[begin Material supplied]

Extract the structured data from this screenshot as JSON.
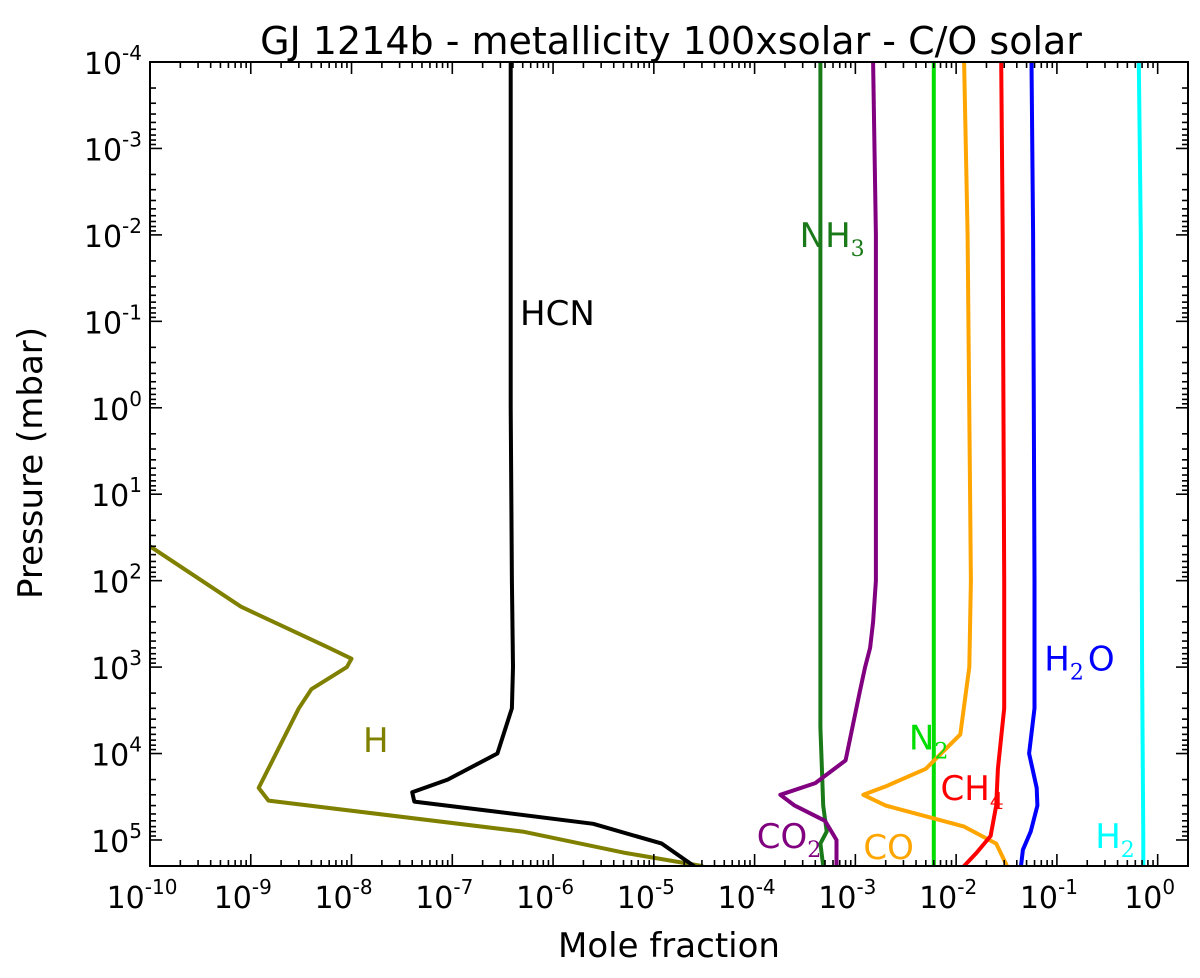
{
  "chart_data": {
    "type": "line",
    "title": "GJ 1214b - metallicity 100xsolar - C/O solar",
    "xlabel": "Mole fraction",
    "ylabel": "Pressure (mbar)",
    "xscale": "log",
    "yscale": "log",
    "y_inverted": true,
    "xlim": [
      1e-10,
      2
    ],
    "ylim": [
      0.0001,
      200000
    ],
    "grid": false,
    "legend": "none",
    "x_ticks": [
      {
        "base": "10",
        "exp": "-10",
        "value": 1e-10
      },
      {
        "base": "10",
        "exp": "-9",
        "value": 1e-09
      },
      {
        "base": "10",
        "exp": "-8",
        "value": 1e-08
      },
      {
        "base": "10",
        "exp": "-7",
        "value": 1e-07
      },
      {
        "base": "10",
        "exp": "-6",
        "value": 1e-06
      },
      {
        "base": "10",
        "exp": "-5",
        "value": 1e-05
      },
      {
        "base": "10",
        "exp": "-4",
        "value": 0.0001
      },
      {
        "base": "10",
        "exp": "-3",
        "value": 0.001
      },
      {
        "base": "10",
        "exp": "-2",
        "value": 0.01
      },
      {
        "base": "10",
        "exp": "-1",
        "value": 0.1
      },
      {
        "base": "10",
        "exp": "0",
        "value": 1
      }
    ],
    "y_ticks": [
      {
        "base": "10",
        "exp": "-4",
        "value": 0.0001
      },
      {
        "base": "10",
        "exp": "-3",
        "value": 0.001
      },
      {
        "base": "10",
        "exp": "-2",
        "value": 0.01
      },
      {
        "base": "10",
        "exp": "-1",
        "value": 0.1
      },
      {
        "base": "10",
        "exp": "0",
        "value": 1
      },
      {
        "base": "10",
        "exp": "1",
        "value": 10
      },
      {
        "base": "10",
        "exp": "2",
        "value": 100
      },
      {
        "base": "10",
        "exp": "3",
        "value": 1000
      },
      {
        "base": "10",
        "exp": "4",
        "value": 10000
      },
      {
        "base": "10",
        "exp": "5",
        "value": 100000
      }
    ],
    "series": [
      {
        "id": "H",
        "color": "#808000",
        "label": {
          "main": "H",
          "sub": "",
          "tail": "",
          "x": 1.3e-08,
          "p": 7000
        },
        "points": [
          [
            1e-10,
            40
          ],
          [
            8e-10,
            200
          ],
          [
            6e-09,
            600
          ],
          [
            1e-08,
            800
          ],
          [
            9e-09,
            1000
          ],
          [
            4e-09,
            1800
          ],
          [
            3e-09,
            3000
          ],
          [
            1.2e-09,
            25000
          ],
          [
            1.5e-09,
            35000
          ],
          [
            5e-07,
            80000
          ],
          [
            5e-06,
            140000
          ],
          [
            3e-05,
            200000
          ]
        ]
      },
      {
        "id": "HCN",
        "color": "#000000",
        "label": {
          "main": "HCN",
          "sub": "",
          "tail": "",
          "x": 4.7e-07,
          "p": 0.08
        },
        "points": [
          [
            3.8e-07,
            0.0001
          ],
          [
            3.8e-07,
            1
          ],
          [
            3.9e-07,
            100
          ],
          [
            4e-07,
            1000
          ],
          [
            3.9e-07,
            3000
          ],
          [
            2.8e-07,
            10000
          ],
          [
            9e-08,
            20000
          ],
          [
            4e-08,
            28000
          ],
          [
            4.2e-08,
            36000
          ],
          [
            2e-07,
            45000
          ],
          [
            2.5e-06,
            65000
          ],
          [
            1.2e-05,
            110000
          ],
          [
            2.5e-05,
            200000
          ]
        ]
      },
      {
        "id": "NH3",
        "color": "#1a7a1a",
        "label": {
          "main": "NH",
          "sub": "3",
          "tail": "",
          "x": 0.00028,
          "p": 0.01
        },
        "points": [
          [
            0.00045,
            0.0001
          ],
          [
            0.00045,
            5000
          ],
          [
            0.00047,
            20000
          ],
          [
            0.00048,
            40000
          ],
          [
            0.00052,
            80000
          ],
          [
            0.00045,
            110000
          ],
          [
            0.00048,
            200000
          ]
        ]
      },
      {
        "id": "CO2",
        "color": "#800080",
        "label": {
          "main": "CO",
          "sub": "2",
          "tail": "",
          "x": 0.000105,
          "p": 90000
        },
        "points": [
          [
            0.0015,
            0.0001
          ],
          [
            0.0016,
            0.01
          ],
          [
            0.0016,
            100
          ],
          [
            0.0015,
            300
          ],
          [
            0.0014,
            600
          ],
          [
            0.00125,
            1000
          ],
          [
            0.0011,
            2000
          ],
          [
            0.0008,
            12000
          ],
          [
            0.0004,
            22000
          ],
          [
            0.00018,
            30000
          ],
          [
            0.00025,
            40000
          ],
          [
            0.0005,
            60000
          ],
          [
            0.00065,
            100000
          ],
          [
            0.00065,
            200000
          ]
        ]
      },
      {
        "id": "N2",
        "color": "#00dd00",
        "label": {
          "main": "N",
          "sub": "2",
          "tail": "",
          "x": 0.0034,
          "p": 6500
        },
        "points": [
          [
            0.006,
            0.0001
          ],
          [
            0.006,
            200000
          ]
        ]
      },
      {
        "id": "CO",
        "color": "#ffa500",
        "label": {
          "main": "CO",
          "sub": "",
          "tail": "",
          "x": 0.0012,
          "p": 120000
        },
        "points": [
          [
            0.012,
            0.0001
          ],
          [
            0.013,
            0.01
          ],
          [
            0.014,
            100
          ],
          [
            0.0135,
            1000
          ],
          [
            0.011,
            6000
          ],
          [
            0.005,
            15000
          ],
          [
            0.002,
            24000
          ],
          [
            0.0012,
            30000
          ],
          [
            0.002,
            40000
          ],
          [
            0.012,
            70000
          ],
          [
            0.025,
            110000
          ],
          [
            0.032,
            200000
          ]
        ]
      },
      {
        "id": "CH4",
        "color": "#ff0000",
        "label": {
          "main": "CH",
          "sub": "4",
          "tail": "",
          "x": 0.007,
          "p": 25000
        },
        "points": [
          [
            0.028,
            0.0001
          ],
          [
            0.029,
            0.01
          ],
          [
            0.03,
            100
          ],
          [
            0.03,
            3000
          ],
          [
            0.026,
            15000
          ],
          [
            0.025,
            40000
          ],
          [
            0.022,
            90000
          ],
          [
            0.016,
            140000
          ],
          [
            0.012,
            200000
          ]
        ]
      },
      {
        "id": "H2O",
        "color": "#0000ff",
        "label": {
          "main": "H",
          "sub": "2",
          "tail": "O",
          "x": 0.075,
          "p": 800
        },
        "points": [
          [
            0.056,
            0.0001
          ],
          [
            0.058,
            0.01
          ],
          [
            0.06,
            100
          ],
          [
            0.06,
            3000
          ],
          [
            0.053,
            10000
          ],
          [
            0.063,
            25000
          ],
          [
            0.064,
            40000
          ],
          [
            0.055,
            80000
          ],
          [
            0.046,
            130000
          ],
          [
            0.044,
            200000
          ]
        ]
      },
      {
        "id": "H2",
        "color": "#00ffff",
        "label": {
          "main": "H",
          "sub": "2",
          "tail": "",
          "x": 0.24,
          "p": 90000
        },
        "points": [
          [
            0.65,
            0.0001
          ],
          [
            0.68,
            0.01
          ],
          [
            0.7,
            1000
          ],
          [
            0.72,
            100000
          ],
          [
            0.72,
            200000
          ]
        ]
      }
    ]
  }
}
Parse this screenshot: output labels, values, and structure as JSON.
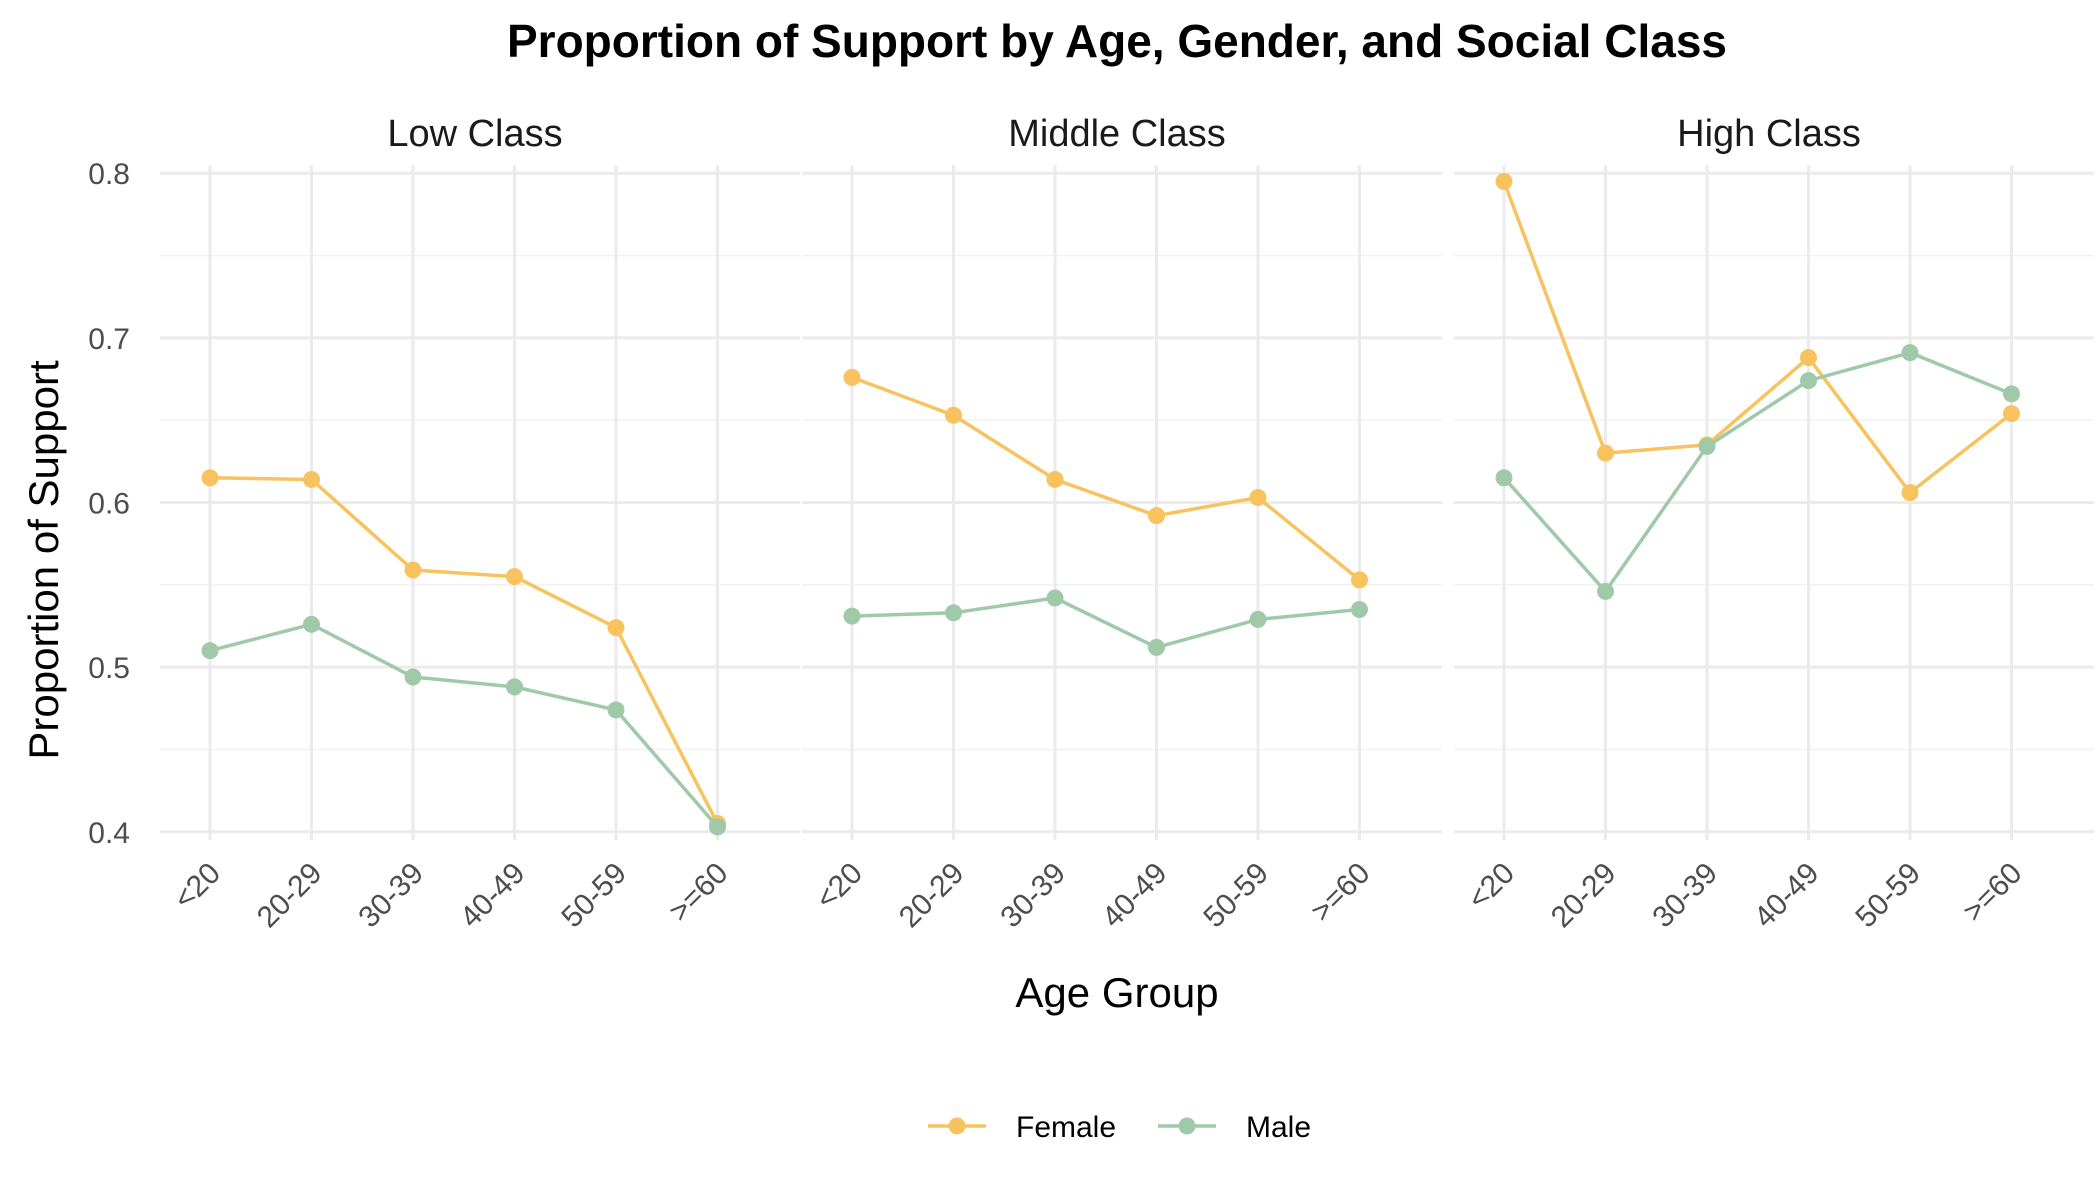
{
  "chart_data": {
    "type": "line",
    "title": "Proportion of Support by Age, Gender, and Social Class",
    "xlabel": "Age Group",
    "ylabel": "Proportion of Support",
    "categories": [
      "<20",
      "20-29",
      "30-39",
      "40-49",
      "50-59",
      ">=60"
    ],
    "ylim": [
      0.395,
      0.805
    ],
    "yticks": [
      "0.4",
      "0.5",
      "0.6",
      "0.7",
      "0.8"
    ],
    "legend_position": "bottom",
    "grid": true,
    "colors": {
      "Female": "#F8C35E",
      "Male": "#9FC9A8"
    },
    "panels": [
      {
        "name": "Low Class",
        "series": [
          {
            "name": "Female",
            "values": [
              0.615,
              0.614,
              0.559,
              0.555,
              0.524,
              0.405
            ]
          },
          {
            "name": "Male",
            "values": [
              0.51,
              0.526,
              0.494,
              0.488,
              0.474,
              0.403
            ]
          }
        ]
      },
      {
        "name": "Middle Class",
        "series": [
          {
            "name": "Female",
            "values": [
              0.676,
              0.653,
              0.614,
              0.592,
              0.603,
              0.553
            ]
          },
          {
            "name": "Male",
            "values": [
              0.531,
              0.533,
              0.542,
              0.512,
              0.529,
              0.535
            ]
          }
        ]
      },
      {
        "name": "High Class",
        "series": [
          {
            "name": "Female",
            "values": [
              0.795,
              0.63,
              0.635,
              0.688,
              0.606,
              0.654
            ]
          },
          {
            "name": "Male",
            "values": [
              0.615,
              0.546,
              0.634,
              0.674,
              0.691,
              0.666
            ]
          }
        ]
      }
    ],
    "legend": [
      "Female",
      "Male"
    ]
  }
}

[end Material supplied]

What is expected: Where a line above contains the word "title", copy that line.

The reply:
    "title": "GJ 1214b - metallicity 100xsolar - C/O solar",
    "title": "Proportion of Support by Age, Gender, and Social Class",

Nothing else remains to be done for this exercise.